_Page text:_
•••••
Text analytics is tough to do at scale since you can’t really leverage caching as much as you could in, say, serving static content on the web. Seldom do we analyze the exact same piece of text twice so we don’t bother maintaining any caches – which means each and every request we get is purely dynamic.

But the key insight when analyzing text is you realize that much of it can be done in parallel. Consider the task of running text through a part of speech tagger. For the most part, part of speech tagging algorithms use some sort of probabilistic modelling to determine the most likely tag for a word. But these probability models don’t cross sentence boundaries; the grammatical structure of one sentence doesn’t affect another. This means given a large block of text, we can split it up into sentences and then do the analysis of each sentence in parallel. The same strategy can be employed for sentiment as well.

So what’s wrong with Python?

Our first version of our API was in Django because, well, everyone knew Django and our site runs on Django so why not. And it worked. We got a prototype up and running and then built on top of that. We were able to get a profitable business up and running just on Django (and an old version at that, 1.3 was the version we were using when even 1.6 was out!).

But there’s a lot of overhead to each Django request/response cycle. As our API grew in usage, so too did reliability issues and our Amazon bill. We decided to look at other Python alternatives and Flask came up. It’s lightweight and almost ready-made for APIs, but then came across Falcon. We liked Falcon because it was optimized right off the bat using Cython. Simple benchmarks showed that it was *much* faster than Django and we liked how it enforced clean REST principles. As a bonus, our existing tests could be ported over quite easily, so we didn’t lose any time there.

Falcon proved to be a great stop gap. Our mean response time fell and the number of outages and support issues fell, too. I’d recommend Falcon to anyone building an API in Python today.

The performance, while better than Django, still couldn’t keep up with our demand. In particular, Python is a world of pain for doing concurrency. We were on python2.7 so we didn’t check out the new asyncio package in python3, but even then, you still have the GIL to worry about. Also, Falcon still didn’t solve one other major pain point: self-hosted deployment.

Python does not lend itself to being packaged up neatly, like Java or C, and distributed. Many of our customers run Repustate within their own networks for privacy & security reasons. Up to this point, we’ve been deploying our entire stack as a virtual appliance that can work with either VMware or Virtual Box. And this was an OK solution, but it was clunky. Updates were a pain, support was a pain (“how do I know the IP address of my virtual machine?”) and so on. If we could provide Repustate as a single, installable binary that was the exact same code base as our public API, then we’d have the best of both worlds. Also, this ideal solution had to be even faster than our Python version in Falcon, which meant leveraging the idea that text analytics lends itself to concurrent processing.

Go get gopher

Taking a step back in our story – our Arabic engine was written in this fancy new (at the time) language called Go. Here’s the blog post where we talk about our experience in migrating the code base to Go, but suffice to say, were quite happy with it. The ideal solution was staring us right in the face – we had to port everything to Go.
•••••
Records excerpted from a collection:
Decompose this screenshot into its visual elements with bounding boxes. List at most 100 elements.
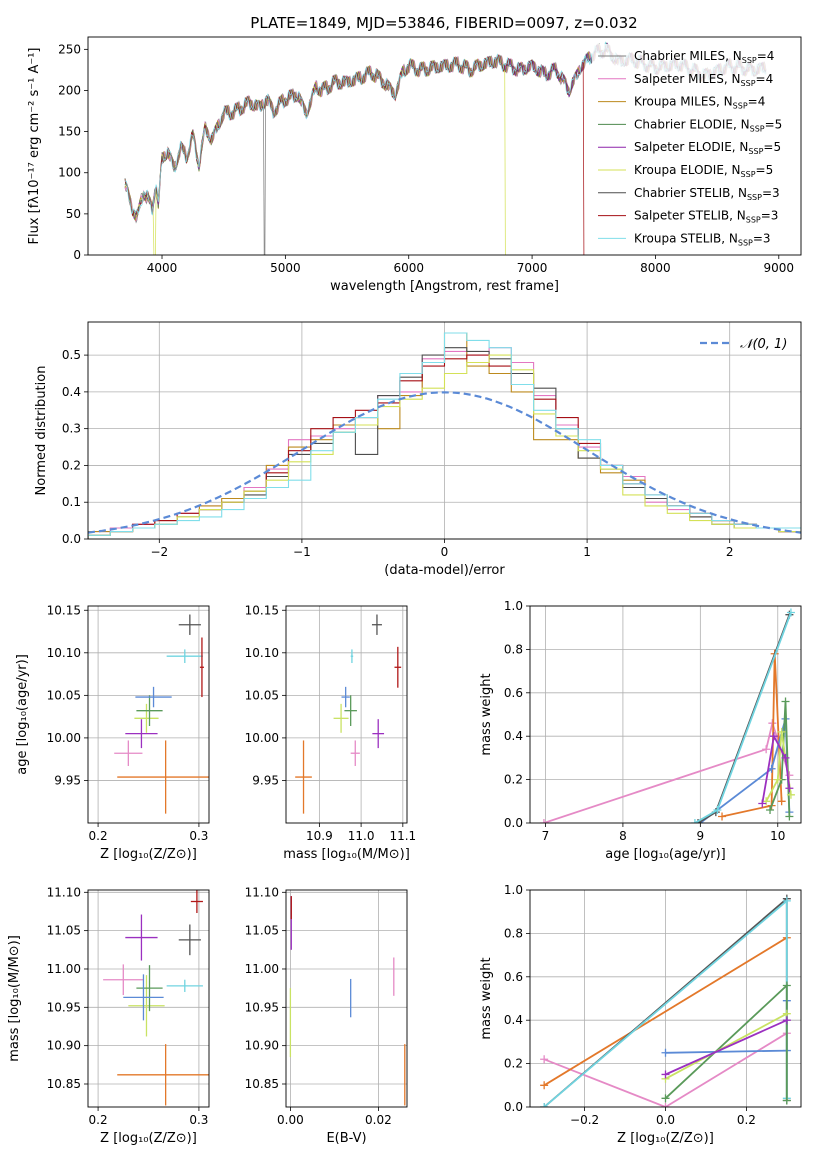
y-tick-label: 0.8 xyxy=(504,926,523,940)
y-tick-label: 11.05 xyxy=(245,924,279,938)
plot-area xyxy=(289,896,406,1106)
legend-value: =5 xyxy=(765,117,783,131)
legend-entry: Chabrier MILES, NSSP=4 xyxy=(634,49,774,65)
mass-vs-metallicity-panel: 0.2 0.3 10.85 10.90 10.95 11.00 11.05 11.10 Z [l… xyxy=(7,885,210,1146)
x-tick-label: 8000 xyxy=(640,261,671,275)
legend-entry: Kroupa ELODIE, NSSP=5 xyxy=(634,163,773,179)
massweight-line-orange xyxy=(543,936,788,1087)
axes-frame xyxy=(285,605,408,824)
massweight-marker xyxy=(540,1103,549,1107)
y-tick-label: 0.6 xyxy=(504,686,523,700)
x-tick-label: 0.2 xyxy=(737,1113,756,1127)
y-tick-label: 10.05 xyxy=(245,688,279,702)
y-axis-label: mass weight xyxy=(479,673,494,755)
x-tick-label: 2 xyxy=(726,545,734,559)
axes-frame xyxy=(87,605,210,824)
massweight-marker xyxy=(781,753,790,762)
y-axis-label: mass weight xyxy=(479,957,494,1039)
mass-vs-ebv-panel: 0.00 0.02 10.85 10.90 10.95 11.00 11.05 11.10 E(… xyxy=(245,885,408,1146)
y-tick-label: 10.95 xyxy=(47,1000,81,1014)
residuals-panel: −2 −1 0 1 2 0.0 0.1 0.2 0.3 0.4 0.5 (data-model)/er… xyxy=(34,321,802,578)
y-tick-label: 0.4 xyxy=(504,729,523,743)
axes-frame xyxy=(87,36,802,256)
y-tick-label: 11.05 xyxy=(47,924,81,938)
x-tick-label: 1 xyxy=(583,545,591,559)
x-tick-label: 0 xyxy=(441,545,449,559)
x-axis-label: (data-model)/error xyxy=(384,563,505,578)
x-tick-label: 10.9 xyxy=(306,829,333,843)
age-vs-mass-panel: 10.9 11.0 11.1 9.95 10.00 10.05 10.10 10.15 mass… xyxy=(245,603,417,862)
•••••
_Challenges:_
1. Name every Python web framework mentioned in the text about the text analytics API.
2. Please locate and copy every line of the records that contains the string "massweight". Case counts.

_Task responses:_
1. Django, Flask, Falcon

2.
massweight-line-orange xyxy=(543,936,788,1087)
massweight-marker xyxy=(540,1103,549,1107)
massweight-marker xyxy=(781,753,790,762)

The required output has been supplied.